>> Start Input for this task

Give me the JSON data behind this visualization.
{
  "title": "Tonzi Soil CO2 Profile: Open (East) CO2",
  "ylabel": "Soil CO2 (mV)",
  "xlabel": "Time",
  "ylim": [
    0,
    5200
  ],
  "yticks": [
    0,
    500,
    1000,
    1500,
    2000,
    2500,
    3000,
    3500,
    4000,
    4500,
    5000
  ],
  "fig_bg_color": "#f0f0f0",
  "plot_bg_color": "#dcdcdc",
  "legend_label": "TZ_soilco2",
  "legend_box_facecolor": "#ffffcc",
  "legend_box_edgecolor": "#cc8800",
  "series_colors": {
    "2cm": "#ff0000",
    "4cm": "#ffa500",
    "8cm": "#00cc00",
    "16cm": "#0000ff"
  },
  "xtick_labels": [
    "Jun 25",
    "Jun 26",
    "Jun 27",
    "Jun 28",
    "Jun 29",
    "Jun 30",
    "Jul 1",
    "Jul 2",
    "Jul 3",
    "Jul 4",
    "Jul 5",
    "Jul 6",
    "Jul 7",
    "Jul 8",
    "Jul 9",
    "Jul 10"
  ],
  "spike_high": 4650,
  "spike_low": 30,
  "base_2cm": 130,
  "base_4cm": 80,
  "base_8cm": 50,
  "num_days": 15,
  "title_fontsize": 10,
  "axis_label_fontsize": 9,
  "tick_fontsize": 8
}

>> End Input for this task

• _Work to be completed_
Retype the listing exactly, in full.

• _Task result_
Give me the JSON data behind this visualization.
{
  "title": "Tonzi Soil CO2 Profile: Open (East) CO2",
  "ylabel": "Soil CO2 (mV)",
  "xlabel": "Time",
  "ylim": [
    0,
    5200
  ],
  "yticks": [
    0,
    500,
    1000,
    1500,
    2000,
    2500,
    3000,
    3500,
    4000,
    4500,
    5000
  ],
  "fig_bg_color": "#f0f0f0",
  "plot_bg_color": "#dcdcdc",
  "legend_label": "TZ_soilco2",
  "legend_box_facecolor": "#ffffcc",
  "legend_box_edgecolor": "#cc8800",
  "series_colors": {
    "2cm": "#ff0000",
    "4cm": "#ffa500",
    "8cm": "#00cc00",
    "16cm": "#0000ff"
  },
  "xtick_labels": [
    "Jun 25",
    "Jun 26",
    "Jun 27",
    "Jun 28",
    "Jun 29",
    "Jun 30",
    "Jul 1",
    "Jul 2",
    "Jul 3",
    "Jul 4",
    "Jul 5",
    "Jul 6",
    "Jul 7",
    "Jul 8",
    "Jul 9",
    "Jul 10"
  ],
  "spike_high": 4650,
  "spike_low": 30,
  "base_2cm": 130,
  "base_4cm": 80,
  "base_8cm": 50,
  "num_days": 15,
  "title_fontsize": 10,
  "axis_label_fontsize": 9,
  "tick_fontsize": 8
}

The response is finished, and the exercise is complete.